_Given task:_ Go through the material and pull out every line with the string "korakom" in it.

= = =

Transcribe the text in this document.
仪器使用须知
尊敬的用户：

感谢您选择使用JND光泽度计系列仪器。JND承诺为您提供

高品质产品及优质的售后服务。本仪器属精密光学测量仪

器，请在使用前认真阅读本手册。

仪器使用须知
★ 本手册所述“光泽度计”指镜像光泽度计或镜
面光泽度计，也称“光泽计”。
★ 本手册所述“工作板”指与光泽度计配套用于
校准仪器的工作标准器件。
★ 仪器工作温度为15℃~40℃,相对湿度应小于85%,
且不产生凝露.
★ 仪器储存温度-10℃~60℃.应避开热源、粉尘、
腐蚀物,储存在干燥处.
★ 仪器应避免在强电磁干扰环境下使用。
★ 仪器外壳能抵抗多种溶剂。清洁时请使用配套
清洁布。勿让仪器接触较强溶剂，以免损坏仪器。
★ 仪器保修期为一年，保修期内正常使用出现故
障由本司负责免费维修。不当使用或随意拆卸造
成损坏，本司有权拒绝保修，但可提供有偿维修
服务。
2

= = =

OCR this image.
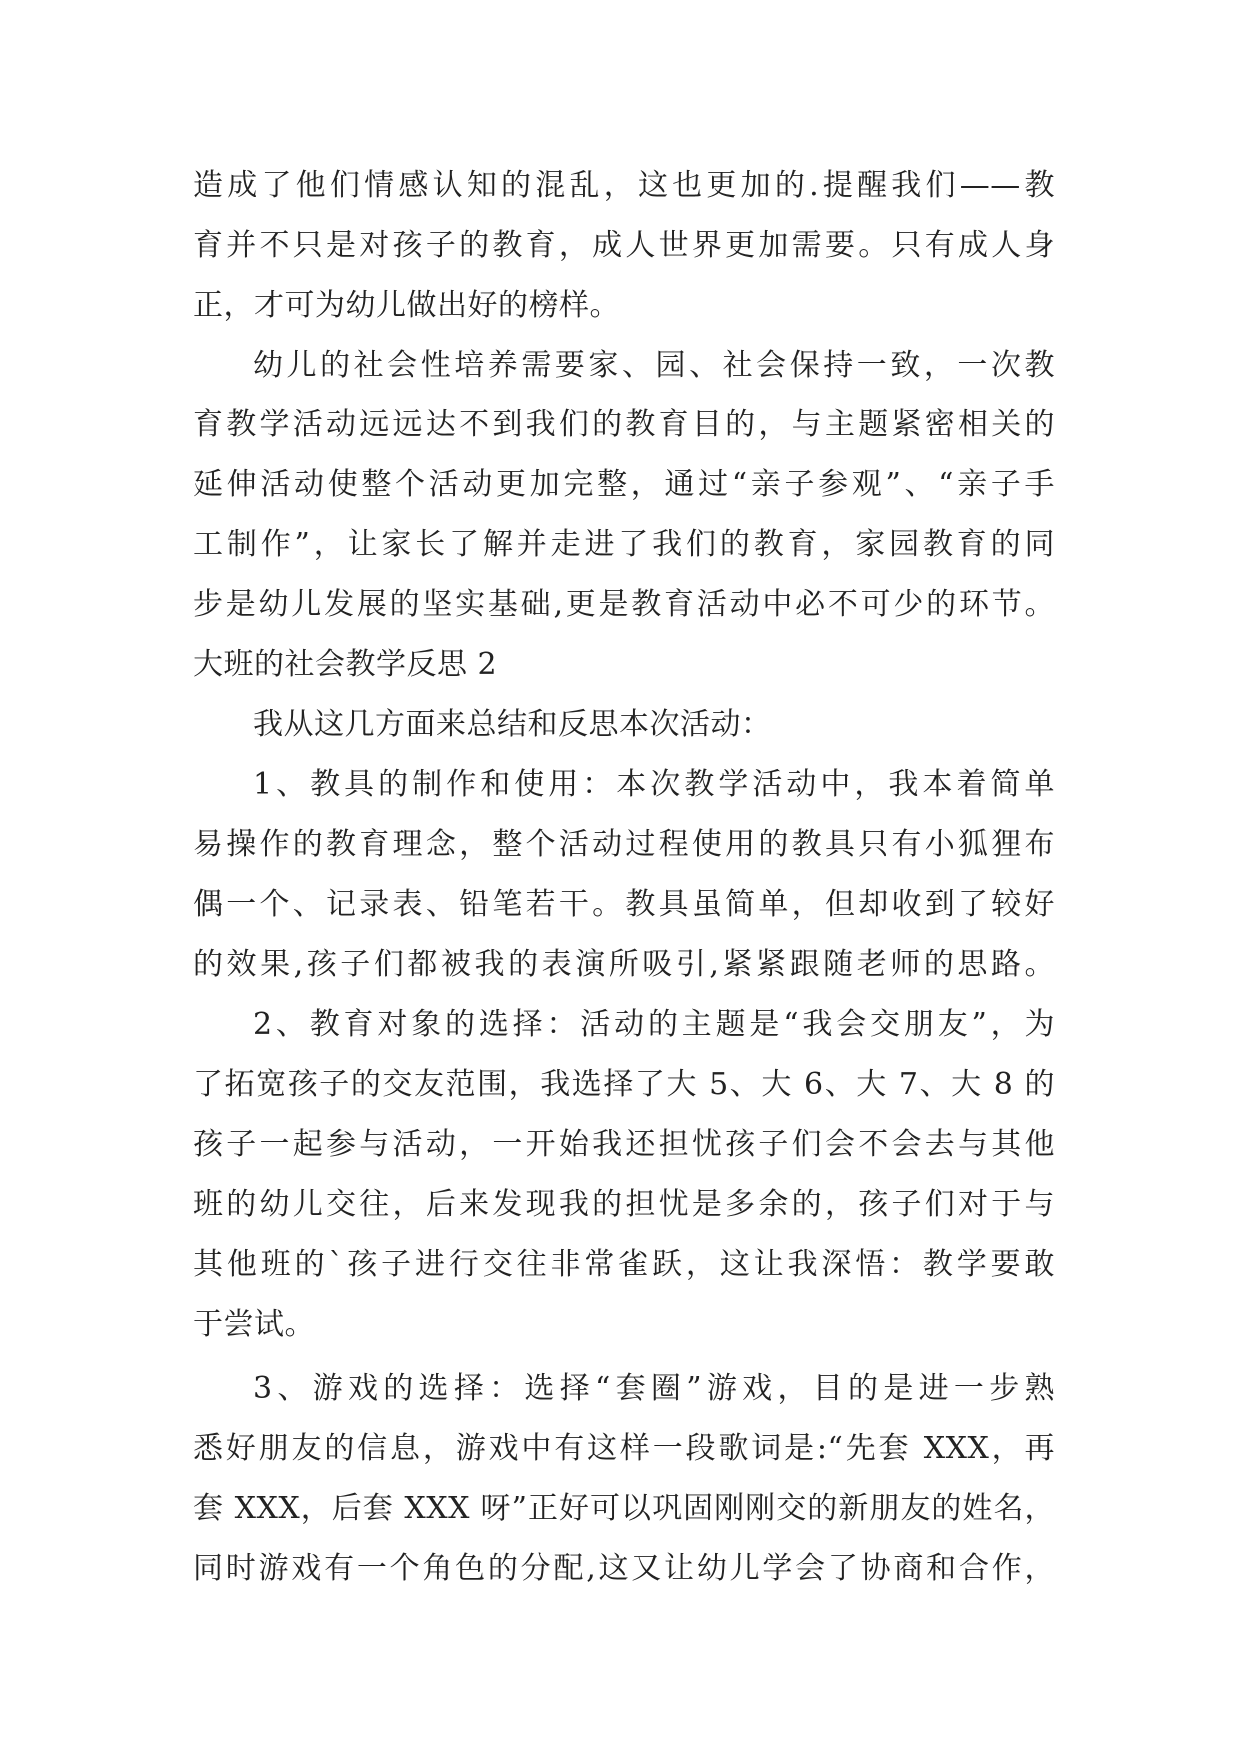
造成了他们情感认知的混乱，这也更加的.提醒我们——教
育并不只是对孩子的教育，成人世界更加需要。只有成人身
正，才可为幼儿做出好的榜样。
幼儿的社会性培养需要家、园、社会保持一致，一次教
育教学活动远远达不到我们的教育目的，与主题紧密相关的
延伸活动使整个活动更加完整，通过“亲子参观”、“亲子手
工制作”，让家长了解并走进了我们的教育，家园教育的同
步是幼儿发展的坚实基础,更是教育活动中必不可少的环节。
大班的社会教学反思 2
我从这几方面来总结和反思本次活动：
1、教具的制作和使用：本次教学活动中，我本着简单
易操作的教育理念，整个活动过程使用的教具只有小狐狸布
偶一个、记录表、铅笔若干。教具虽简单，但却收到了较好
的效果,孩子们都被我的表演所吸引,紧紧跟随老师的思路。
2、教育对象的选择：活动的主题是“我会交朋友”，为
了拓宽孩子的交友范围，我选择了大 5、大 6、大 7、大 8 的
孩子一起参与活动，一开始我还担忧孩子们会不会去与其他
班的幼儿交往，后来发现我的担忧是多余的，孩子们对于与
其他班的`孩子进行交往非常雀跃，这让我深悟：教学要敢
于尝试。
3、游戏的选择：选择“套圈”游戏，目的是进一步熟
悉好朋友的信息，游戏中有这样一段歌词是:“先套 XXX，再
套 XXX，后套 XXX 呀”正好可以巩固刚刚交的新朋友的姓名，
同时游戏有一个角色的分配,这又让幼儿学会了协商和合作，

= = =

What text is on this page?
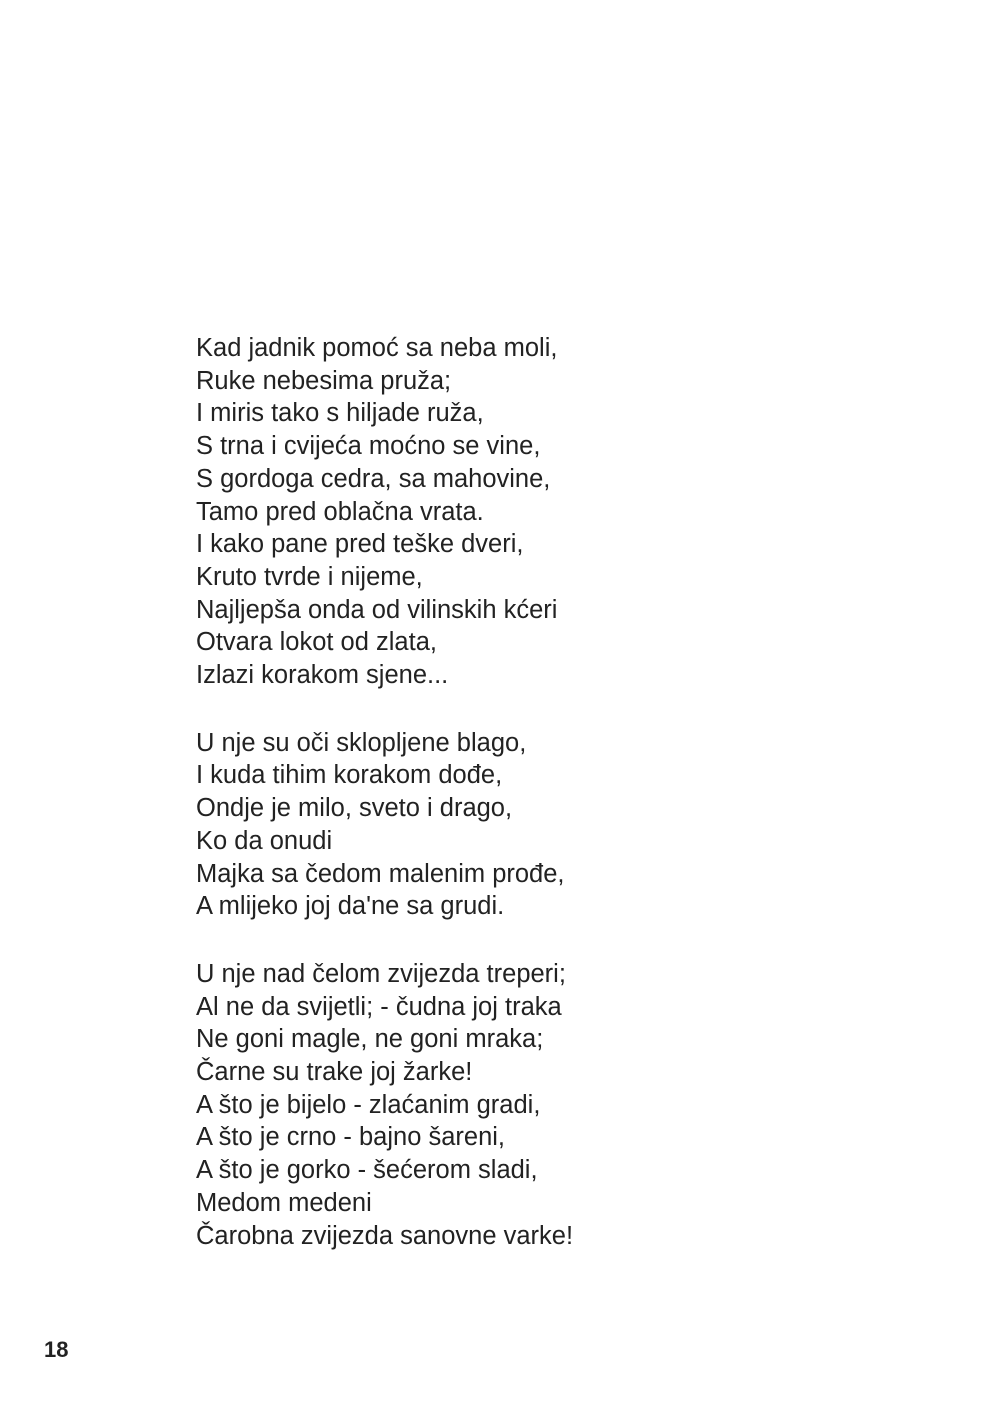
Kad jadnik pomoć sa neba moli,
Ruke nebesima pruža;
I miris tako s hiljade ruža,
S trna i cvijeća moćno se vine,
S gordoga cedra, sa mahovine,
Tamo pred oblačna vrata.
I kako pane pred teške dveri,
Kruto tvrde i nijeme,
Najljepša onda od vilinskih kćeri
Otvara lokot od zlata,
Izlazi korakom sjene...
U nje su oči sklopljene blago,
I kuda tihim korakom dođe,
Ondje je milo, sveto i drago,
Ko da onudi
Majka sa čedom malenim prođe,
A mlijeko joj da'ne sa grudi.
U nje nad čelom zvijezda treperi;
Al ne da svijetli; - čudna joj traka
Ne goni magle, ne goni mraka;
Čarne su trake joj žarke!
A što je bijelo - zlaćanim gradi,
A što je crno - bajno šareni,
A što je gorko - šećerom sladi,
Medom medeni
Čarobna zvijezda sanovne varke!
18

= = =

_Exercise output:_
Izlazi korakom sjene...
I kuda tihim korakom dođe,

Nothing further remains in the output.